Reproduce every entry below precisely; do not include the pictures.

## Records shown
☆ ☆ ☆ ☆ ☆

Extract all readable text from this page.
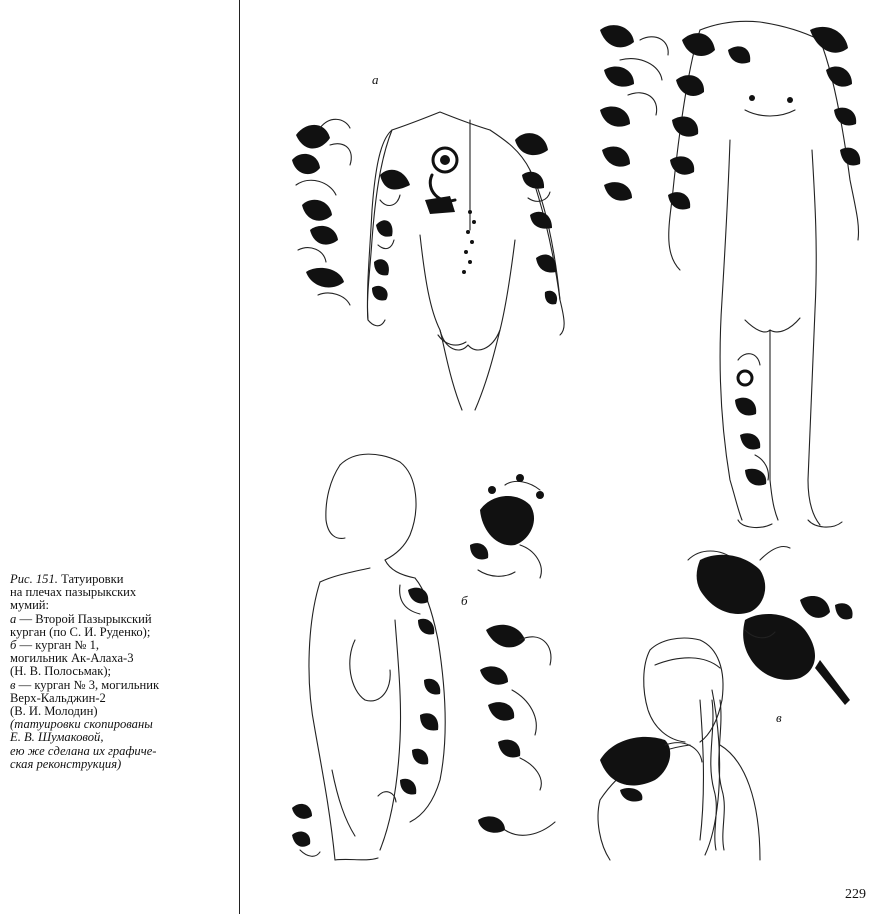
а
б
в
Рис. 151. Татуировки
на плечах пазырыкских
мумий:
а — Второй Пазырыкский
курган (по С. И. Руденко);
б — курган № 1,
могильник Ак-Алаха-3
(Н. В. Полосьмак);
в — курган № 3, могильник
Верх-Кальджин-2
(В. И. Молодин)
(татуировки скопированы
Е. В. Шумаковой,
ею же сделана их графиче-
ская реконструкция)
229
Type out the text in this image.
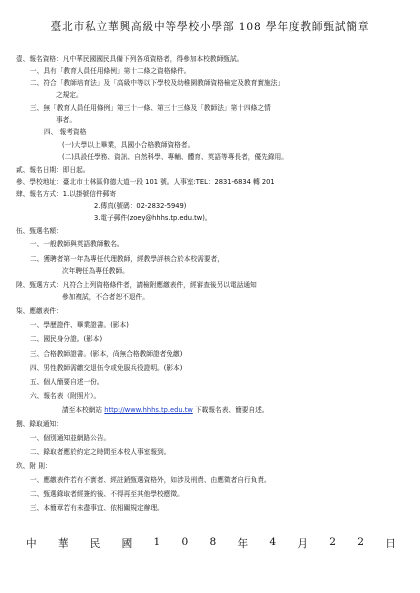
臺北市私立華興高級中等學校小學部 108 學年度教師甄試簡章
壹、報名資格：凡中華民國國民具備下列各項資格者，得參加本校教師甄試。
一、具有「教育人員任用條例」第十二條之資格條件。
二、符合「教師培育法」及「高級中等以下學校及幼稚園教師資格檢定及教育實施法」
之規定。
三、無「教育人員任用條例」第三十一條、第三十三條及「教師法」第十四條之情
事者。
四、 報考資格
(一)大學以上畢業，具國小合格教師資格者。
(二)具設任學務、資訊、自然科學、專輔、體育、英語等專長者，優先錄用。
貳、報名日期：即日起。
參、學校地址：臺北市士林區仰德大道一段 101 號。人事室:TEL：2831-6834 轉 201
肆、報名方式：1.以掛號信件郵寄
2.傳真(號碼：02-2832-5949)
3.電子郵件(zoey@hhhs.tp.edu.tw)。
伍、甄選名額：
一、一般教師與英語教師數名。
二、獲聘者第一年為專任代理教師，經教學評核合於本校需要者，
次年聘任為專任教師。
陸、甄選方式：凡符合上列資格條件者，請檢附應繳表件，經審查後另以電話通知
參加複試，不合者恕不退件。
柒、應繳表件：
一、學歷證件、畢業證書。(影本)
二、國民身分證。(影本)
三、合格教師證書。(影本，尚無合格教師證者免繳)
四、男性教師需繳交退伍令或免服兵役證明。(影本)
五、個人簡要自述一份。
六、報名表（附照片）。
請至本校網站 http://www.hhhs.tp.edu.tw 下載報名表、簡要自述。
捌、錄取通知：
一、個別通知並網路公告。
二、錄取者應於約定之時間至本校人事室報到。
玖、附 則：
一、應繳表件若有不實者、經註銷甄選資格外，如涉及刑責、由應徵者自行負責。
二、甄選錄取者經簽約後、不得再至其他學校應徵。
三、本簡章若有未盡事宜、依相關規定辦理。
中 華 民 國 1 0 8 年 4 月 2 2 日
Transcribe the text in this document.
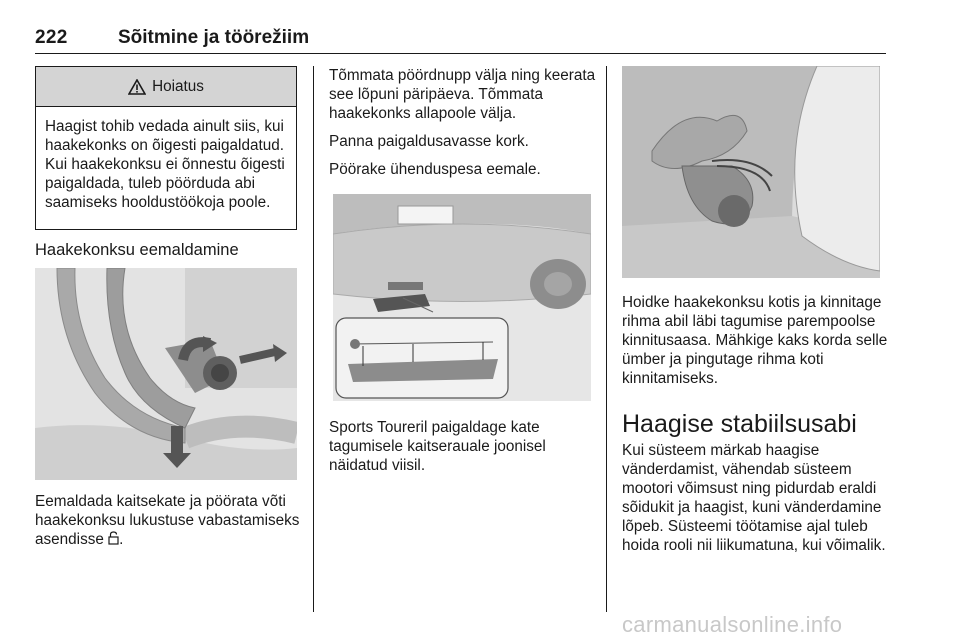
222	Sõitmine ja töörežiim
Hoiatus
Haagist tohib vedada ainult siis, kui haakekonks on õigesti paigaldatud. Kui haakekonksu ei õnnestu õigesti paigaldada, tuleb pöörduda abi saamiseks hooldustöökoja poole.
Haakekonksu eemaldamine

Eemaldada kaitsekate ja pöörata võti haakekonksu lukustuse vabastamiseks asendisse .

Tõmmata pöördnupp välja ning keerata see lõpuni päripäeva. Tõmmata haakekonks allapoole välja.

Panna paigaldusavasse kork.

Pöörake ühenduspesa eemale.

Sports Toureril paigaldage kate tagumisele kaitserauale joonisel näidatud viisil.

Hoidke haakekonksu kotis ja kinnitage rihma abil läbi tagumise parempoolse kinnitusaasa. Mähkige kaks korda selle ümber ja pingutage rihma koti kinnitamiseks.

Haagise stabiilsusabi

Kui süsteem märkab haagise vänderdamist, vähendab süsteem mootori võimsust ning pidurdab eraldi sõidukit ja haagist, kuni vänderdamine lõpeb. Süsteemi töötamise ajal tuleb hoida rooli nii liikumatuna, kui võimalik.

carmanualsonline.info
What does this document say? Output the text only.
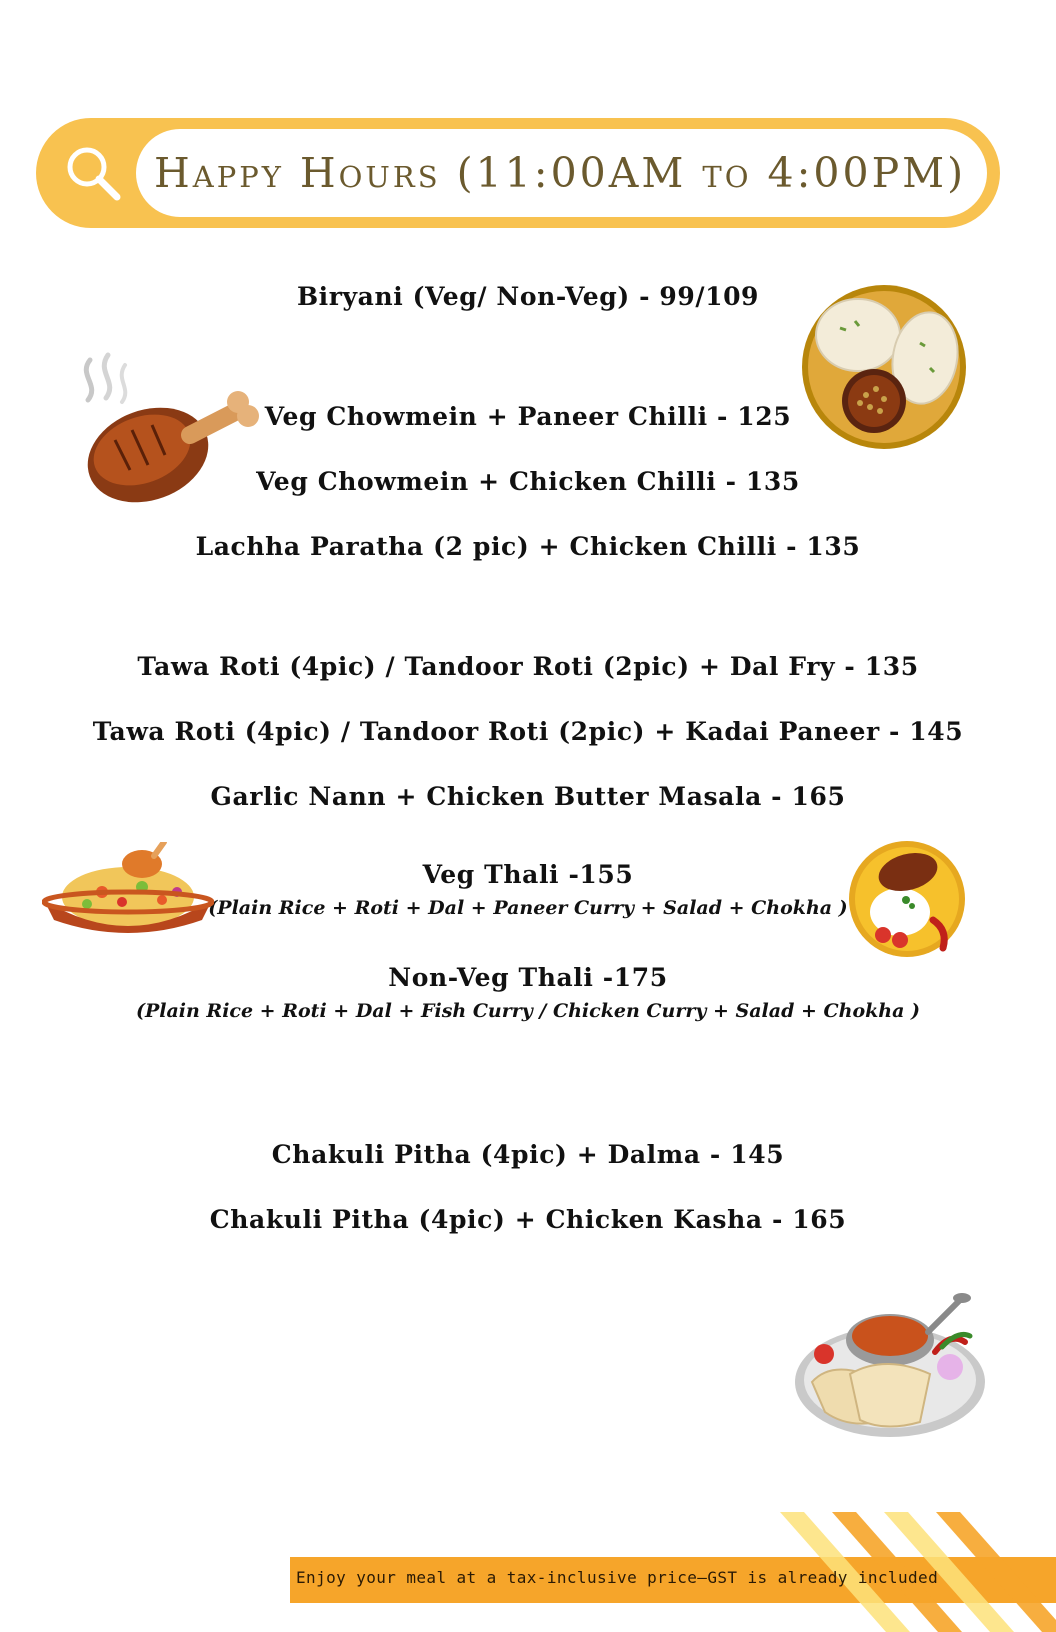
Happy Hours (11:00AM to 4:00PM)
Biryani (Veg/ Non-Veg) - 99/109
Veg Chowmein + Paneer Chilli - 125
Veg Chowmein + Chicken Chilli - 135
Lachha Paratha (2 pic) + Chicken Chilli - 135
Tawa Roti (4pic) / Tandoor Roti (2pic) + Dal Fry - 135
Tawa Roti (4pic) / Tandoor Roti (2pic) + Kadai Paneer - 145
Garlic Nann + Chicken Butter Masala - 165
Veg Thali -155
(Plain Rice + Roti + Dal + Paneer Curry + Salad + Chokha )
Non-Veg Thali -175
(Plain Rice + Roti + Dal + Fish Curry / Chicken Curry + Salad + Chokha )
Chakuli Pitha (4pic) + Dalma - 145
Chakuli Pitha (4pic) + Chicken Kasha - 165
Enjoy your meal at a tax-inclusive price—GST is already included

☆ ☆ ☆ ☆ ☆

## Answer to this exercise
Extract all readable text from this page.
а
б
в
Рис. 151. Татуировки
на плечах пазырыкских
мумий:
а — Второй Пазырыкский
курган (по С. И. Руденко);
б — курган № 1,
могильник Ак-Алаха-3
(Н. В. Полосьмак);
в — курган № 3, могильник
Верх-Кальджин-2
(В. И. Молодин)
(татуировки скопированы
Е. В. Шумаковой,
ею же сделана их графиче-
ская реконструкция)
229
Type out the text in this image.
臺北市私立華興高級中等學校小學部 108 學年度教師甄試簡章
壹、報名資格：凡中華民國國民具備下列各項資格者，得參加本校教師甄試。
一、具有「教育人員任用條例」第十二條之資格條件。
二、符合「教師培育法」及「高級中等以下學校及幼稚園教師資格檢定及教育實施法」
之規定。
三、無「教育人員任用條例」第三十一條、第三十三條及「教師法」第十四條之情
事者。
四、 報考資格
(一)大學以上畢業，具國小合格教師資格者。
(二)具設任學務、資訊、自然科學、專輔、體育、英語等專長者，優先錄用。
貳、報名日期：即日起。
參、學校地址：臺北市士林區仰德大道一段 101 號。人事室:TEL：2831-6834 轉 201
肆、報名方式：1.以掛號信件郵寄
2.傳真(號碼：02-2832-5949)
3.電子郵件(zoey@hhhs.tp.edu.tw)。
伍、甄選名額：
一、一般教師與英語教師數名。
二、獲聘者第一年為專任代理教師，經教學評核合於本校需要者，
次年聘任為專任教師。
陸、甄選方式：凡符合上列資格條件者，請檢附應繳表件，經審查後另以電話通知
參加複試，不合者恕不退件。
柒、應繳表件：
一、學歷證件、畢業證書。(影本)
二、國民身分證。(影本)
三、合格教師證書。(影本，尚無合格教師證者免繳)
四、男性教師需繳交退伍令或免服兵役證明。(影本)
五、個人簡要自述一份。
六、報名表（附照片）。
請至本校網站 http://www.hhhs.tp.edu.tw 下載報名表、簡要自述。
捌、錄取通知：
一、個別通知並網路公告。
二、錄取者應於約定之時間至本校人事室報到。
玖、附 則：
一、應繳表件若有不實者、經註銷甄選資格外，如涉及刑責、由應徵者自行負責。
二、甄選錄取者經簽約後、不得再至其他學校應徵。
三、本簡章若有未盡事宜、依相關規定辦理。
中 華 民 國 1 0 8 年 4 月 2 2 日
Transcribe the text in this document.
222	Sõitmine ja töörežiim
Hoiatus
Haagist tohib vedada ainult siis, kui haakekonks on õigesti paigaldatud. Kui haakekonksu ei õnnestu õigesti paigaldada, tuleb pöörduda abi saamiseks hooldustöökoja poole.
Haakekonksu eemaldamine

Eemaldada kaitsekate ja pöörata võti haakekonksu lukustuse vabastamiseks asendisse .

Tõmmata pöördnupp välja ning keerata see lõpuni päripäeva. Tõmmata haakekonks allapoole välja.

Panna paigaldusavasse kork.

Pöörake ühenduspesa eemale.

Sports Toureril paigaldage kate tagumisele kaitserauale joonisel näidatud viisil.

Hoidke haakekonksu kotis ja kinnitage rihma abil läbi tagumise parempoolse kinnitusaasa. Mähkige kaks korda selle ümber ja pingutage rihma koti kinnitamiseks.

Haagise stabiilsusabi

Kui süsteem märkab haagise vänderdamist, vähendab süsteem mootori võimsust ning pidurdab eraldi sõidukit ja haagist, kuni vänderdamine lõpeb. Süsteemi töötamise ajal tuleb hoida rooli nii liikumatuna, kui võimalik.

carmanualsonline.info
What does this document say? Output the text only.
Happy Hours (11:00AM to 4:00PM)
Biryani (Veg/ Non-Veg) - 99/109
Veg Chowmein + Paneer Chilli - 125
Veg Chowmein + Chicken Chilli - 135
Lachha Paratha (2 pic) + Chicken Chilli - 135
Tawa Roti (4pic) / Tandoor Roti (2pic) + Dal Fry - 135
Tawa Roti (4pic) / Tandoor Roti (2pic) + Kadai Paneer - 145
Garlic Nann + Chicken Butter Masala - 165
Veg Thali -155
(Plain Rice + Roti + Dal + Paneer Curry + Salad + Chokha )
Non-Veg Thali -175
(Plain Rice + Roti + Dal + Fish Curry / Chicken Curry + Salad + Chokha )
Chakuli Pitha (4pic) + Dalma - 145
Chakuli Pitha (4pic) + Chicken Kasha - 165
Enjoy your meal at a tax-inclusive price—GST is already included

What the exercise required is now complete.